### [EXERCISE DATA]
((
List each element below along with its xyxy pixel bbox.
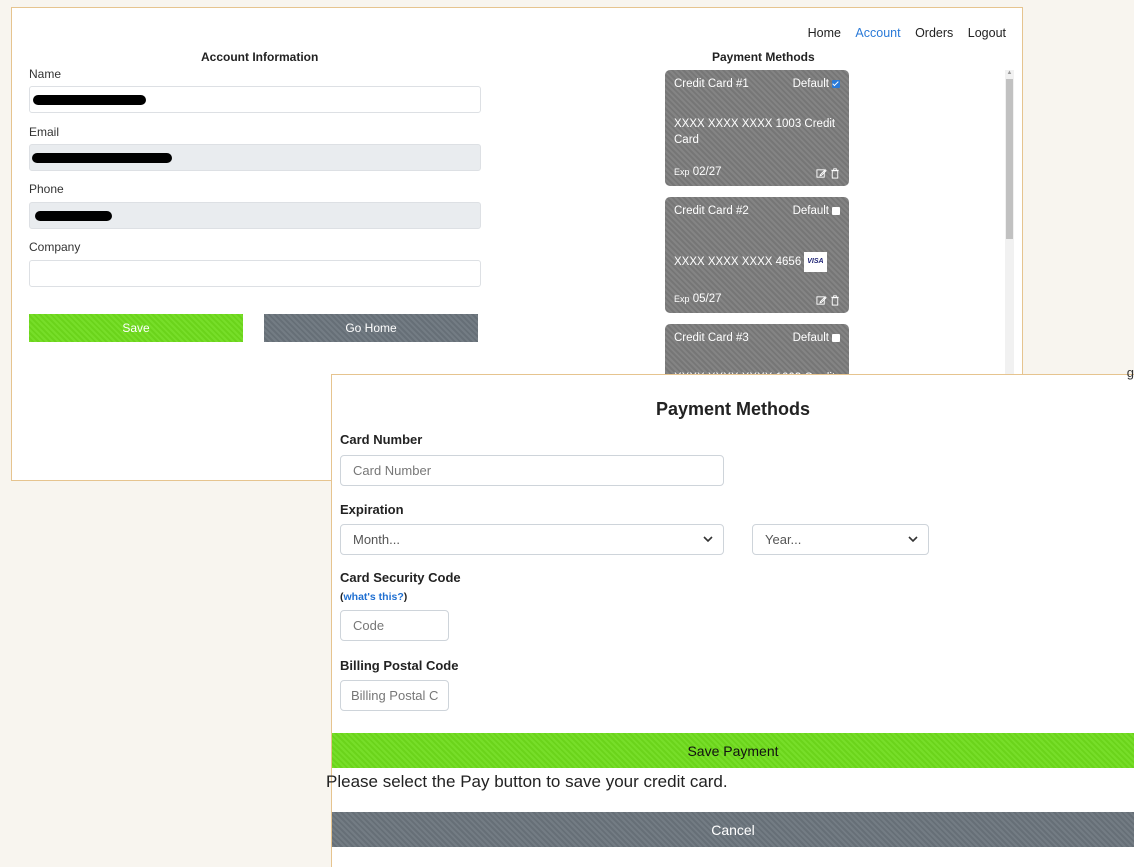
trash-icon[interactable] bbox=[830, 295, 840, 306]
expiration-label: Expiration bbox=[340, 502, 404, 517]
nav-orders[interactable]: Orders bbox=[915, 26, 953, 40]
payment-modal: g Payment Methods Card Number Card Numbe… bbox=[326, 365, 1134, 867]
postal-code-label: Billing Postal Code bbox=[340, 658, 459, 673]
go-home-button[interactable]: Go Home bbox=[264, 314, 478, 342]
pay-instruction-text: Please select the Pay button to save you… bbox=[326, 772, 728, 791]
card-expiry: Exp 02/27 bbox=[674, 166, 722, 178]
trash-icon[interactable] bbox=[830, 168, 840, 179]
postal-code-input[interactable]: Billing Postal C bbox=[340, 680, 449, 711]
modal-title: Payment Methods bbox=[655, 399, 811, 419]
card-name: Credit Card #3 bbox=[674, 332, 749, 344]
month-select[interactable]: Month... bbox=[340, 524, 724, 555]
redaction-bar bbox=[35, 211, 112, 221]
year-value: Year... bbox=[765, 532, 802, 547]
top-nav: Home Account Orders Logout bbox=[797, 26, 1006, 40]
card-list: Credit Card #1 Default XXXX XXXX XXXX 10… bbox=[665, 70, 849, 380]
default-checkbox[interactable] bbox=[832, 334, 840, 342]
default-label: Default bbox=[792, 205, 829, 217]
chevron-down-icon bbox=[703, 536, 713, 543]
credit-card-2[interactable]: Credit Card #2 Default XXXX XXXX XXXX 46… bbox=[665, 197, 849, 313]
nav-account[interactable]: Account bbox=[855, 26, 900, 40]
redaction-bar bbox=[32, 153, 172, 163]
phone-label: Phone bbox=[29, 182, 64, 196]
edit-icon[interactable] bbox=[816, 168, 827, 179]
scroll-up-arrow-icon[interactable]: ▲ bbox=[1006, 70, 1013, 77]
card-number-text: XXXX XXXX XXXX 4656 bbox=[674, 256, 802, 269]
paren-close: ) bbox=[403, 591, 408, 603]
company-label: Company bbox=[29, 240, 81, 254]
save-payment-button[interactable]: Save Payment bbox=[332, 733, 1134, 768]
payment-methods-title: Payment Methods bbox=[712, 50, 815, 64]
exp-value: 05/27 bbox=[692, 293, 722, 305]
save-button[interactable]: Save bbox=[29, 314, 243, 342]
whats-this-link[interactable]: what's this? bbox=[344, 591, 404, 603]
phone-field[interactable] bbox=[29, 202, 481, 229]
cancel-button[interactable]: Cancel bbox=[332, 812, 1134, 847]
default-checkbox[interactable] bbox=[832, 207, 840, 215]
visa-icon: VISA bbox=[804, 252, 827, 272]
card-expiry: Exp 05/27 bbox=[674, 293, 722, 305]
card-name: Credit Card #2 bbox=[674, 205, 749, 217]
nav-logout[interactable]: Logout bbox=[968, 26, 1006, 40]
default-checkbox-checked[interactable] bbox=[832, 80, 840, 88]
redaction-bar bbox=[33, 95, 146, 105]
credit-card-3[interactable]: Credit Card #3 Default XXXX XXXX XXXX 10… bbox=[665, 324, 849, 380]
card-list-scrollbar[interactable]: ▲ bbox=[1005, 70, 1014, 382]
security-code-input[interactable]: Code bbox=[340, 610, 449, 641]
credit-card-1[interactable]: Credit Card #1 Default XXXX XXXX XXXX 10… bbox=[665, 70, 849, 186]
default-toggle[interactable]: Default bbox=[793, 332, 840, 344]
card-name: Credit Card #1 bbox=[674, 78, 749, 90]
exp-prefix: Exp bbox=[674, 167, 690, 177]
card-actions bbox=[816, 295, 840, 306]
email-field[interactable] bbox=[29, 144, 481, 171]
nav-home[interactable]: Home bbox=[808, 26, 841, 40]
obscured-text-fragment: g bbox=[1126, 365, 1134, 380]
chevron-down-icon bbox=[908, 536, 918, 543]
whats-this: (what's this?) bbox=[340, 591, 407, 603]
account-info-title: Account Information bbox=[201, 50, 319, 64]
default-label: Default bbox=[792, 78, 829, 90]
year-select[interactable]: Year... bbox=[752, 524, 929, 555]
name-label: Name bbox=[29, 67, 62, 81]
email-label: Email bbox=[29, 125, 60, 139]
company-field[interactable] bbox=[29, 260, 481, 287]
exp-prefix: Exp bbox=[674, 294, 690, 304]
default-toggle[interactable]: Default bbox=[793, 78, 840, 90]
card-actions bbox=[816, 168, 840, 179]
card-number-label: Card Number bbox=[340, 432, 423, 447]
default-toggle[interactable]: Default bbox=[793, 205, 840, 217]
scroll-thumb[interactable] bbox=[1006, 79, 1013, 239]
month-value: Month... bbox=[353, 532, 400, 547]
card-number-input[interactable]: Card Number bbox=[340, 455, 724, 486]
card-number: XXXX XXXX XXXX 1003 Credit Card bbox=[674, 118, 836, 146]
edit-icon[interactable] bbox=[816, 295, 827, 306]
security-code-label: Card Security Code bbox=[340, 570, 461, 585]
name-field[interactable] bbox=[29, 86, 481, 113]
default-label: Default bbox=[792, 332, 829, 344]
exp-value: 02/27 bbox=[692, 166, 722, 178]
card-number: XXXX XXXX XXXX 4656 VISA bbox=[674, 252, 841, 272]
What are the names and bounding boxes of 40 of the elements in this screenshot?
))
### [CHALLENGE]
Rewrite the listing above with "Payment Methods" replaced by "Saved Cards" everywhere and everything else left unchanged. Leave the pictures out.

### [IN RESPONSE]
List each element below along with its xyxy pixel bbox.
trash-icon[interactable] bbox=[830, 295, 840, 306]
expiration-label: Expiration bbox=[340, 502, 404, 517]
nav-orders[interactable]: Orders bbox=[915, 26, 953, 40]
payment-modal: g Saved Cards Card Number Card Numbe… bbox=[326, 365, 1134, 867]
postal-code-label: Billing Postal Code bbox=[340, 658, 459, 673]
go-home-button[interactable]: Go Home bbox=[264, 314, 478, 342]
pay-instruction-text: Please select the Pay button to save you… bbox=[326, 772, 728, 791]
card-expiry: Exp 02/27 bbox=[674, 166, 722, 178]
trash-icon[interactable] bbox=[830, 168, 840, 179]
postal-code-input[interactable]: Billing Postal C bbox=[340, 680, 449, 711]
modal-title: Saved Cards bbox=[655, 399, 811, 419]
card-name: Credit Card #3 bbox=[674, 332, 749, 344]
month-select[interactable]: Month... bbox=[340, 524, 724, 555]
redaction-bar bbox=[35, 211, 112, 221]
year-value: Year... bbox=[765, 532, 802, 547]
top-nav: Home Account Orders Logout bbox=[797, 26, 1006, 40]
card-list: Credit Card #1 Default XXXX XXXX XXXX 10… bbox=[665, 70, 849, 380]
default-checkbox[interactable] bbox=[832, 334, 840, 342]
default-label: Default bbox=[792, 205, 829, 217]
chevron-down-icon bbox=[703, 536, 713, 543]
credit-card-2[interactable]: Credit Card #2 Default XXXX XXXX XXXX 46… bbox=[665, 197, 849, 313]
nav-account[interactable]: Account bbox=[855, 26, 900, 40]
redaction-bar bbox=[32, 153, 172, 163]
phone-label: Phone bbox=[29, 182, 64, 196]
edit-icon[interactable] bbox=[816, 168, 827, 179]
scroll-up-arrow-icon[interactable]: ▲ bbox=[1006, 70, 1013, 77]
card-number-text: XXXX XXXX XXXX 4656 bbox=[674, 256, 802, 269]
paren-close: ) bbox=[403, 591, 408, 603]
company-label: Company bbox=[29, 240, 81, 254]
save-payment-button[interactable]: Save Payment bbox=[332, 733, 1134, 768]
payment-methods-title: Saved Cards bbox=[712, 50, 815, 64]
exp-value: 05/27 bbox=[692, 293, 722, 305]
save-button[interactable]: Save bbox=[29, 314, 243, 342]
whats-this-link[interactable]: what's this? bbox=[344, 591, 404, 603]
phone-field[interactable] bbox=[29, 202, 481, 229]
cancel-button[interactable]: Cancel bbox=[332, 812, 1134, 847]
default-checkbox[interactable] bbox=[832, 207, 840, 215]
visa-icon: VISA bbox=[804, 252, 827, 272]
card-expiry: Exp 05/27 bbox=[674, 293, 722, 305]
card-name: Credit Card #2 bbox=[674, 205, 749, 217]
nav-logout[interactable]: Logout bbox=[968, 26, 1006, 40]
default-checkbox-checked[interactable] bbox=[832, 80, 840, 88]
redaction-bar bbox=[33, 95, 146, 105]
credit-card-3[interactable]: Credit Card #3 Default XXXX XXXX XXXX 10… bbox=[665, 324, 849, 380]
card-list-scrollbar[interactable]: ▲ bbox=[1005, 70, 1014, 382]
security-code-input[interactable]: Code bbox=[340, 610, 449, 641]
credit-card-1[interactable]: Credit Card #1 Default XXXX XXXX XXXX 10… bbox=[665, 70, 849, 186]
default-toggle[interactable]: Default bbox=[793, 332, 840, 344]
card-name: Credit Card #1 bbox=[674, 78, 749, 90]
exp-prefix: Exp bbox=[674, 167, 690, 177]
card-actions bbox=[816, 295, 840, 306]
email-field[interactable] bbox=[29, 144, 481, 171]
nav-home[interactable]: Home bbox=[808, 26, 841, 40]
obscured-text-fragment: g bbox=[1126, 365, 1134, 380]
chevron-down-icon bbox=[908, 536, 918, 543]
whats-this: (what's this?) bbox=[340, 591, 407, 603]
account-info-title: Account Information bbox=[201, 50, 319, 64]
default-label: Default bbox=[792, 78, 829, 90]
year-select[interactable]: Year... bbox=[752, 524, 929, 555]
name-label: Name bbox=[29, 67, 62, 81]
email-label: Email bbox=[29, 125, 60, 139]
company-field[interactable] bbox=[29, 260, 481, 287]
exp-prefix: Exp bbox=[674, 294, 690, 304]
default-toggle[interactable]: Default bbox=[793, 78, 840, 90]
card-actions bbox=[816, 168, 840, 179]
card-number-label: Card Number bbox=[340, 432, 423, 447]
default-toggle[interactable]: Default bbox=[793, 205, 840, 217]
scroll-thumb[interactable] bbox=[1006, 79, 1013, 239]
month-value: Month... bbox=[353, 532, 400, 547]
card-number-input[interactable]: Card Number bbox=[340, 455, 724, 486]
card-number: XXXX XXXX XXXX 1003 Credit Card bbox=[674, 118, 836, 146]
edit-icon[interactable] bbox=[816, 295, 827, 306]
security-code-label: Card Security Code bbox=[340, 570, 461, 585]
name-field[interactable] bbox=[29, 86, 481, 113]
default-label: Default bbox=[792, 332, 829, 344]
exp-value: 02/27 bbox=[692, 166, 722, 178]
card-number: XXXX XXXX XXXX 4656 VISA bbox=[674, 252, 841, 272]
What are the names and bounding boxes of 40 of the elements in this screenshot?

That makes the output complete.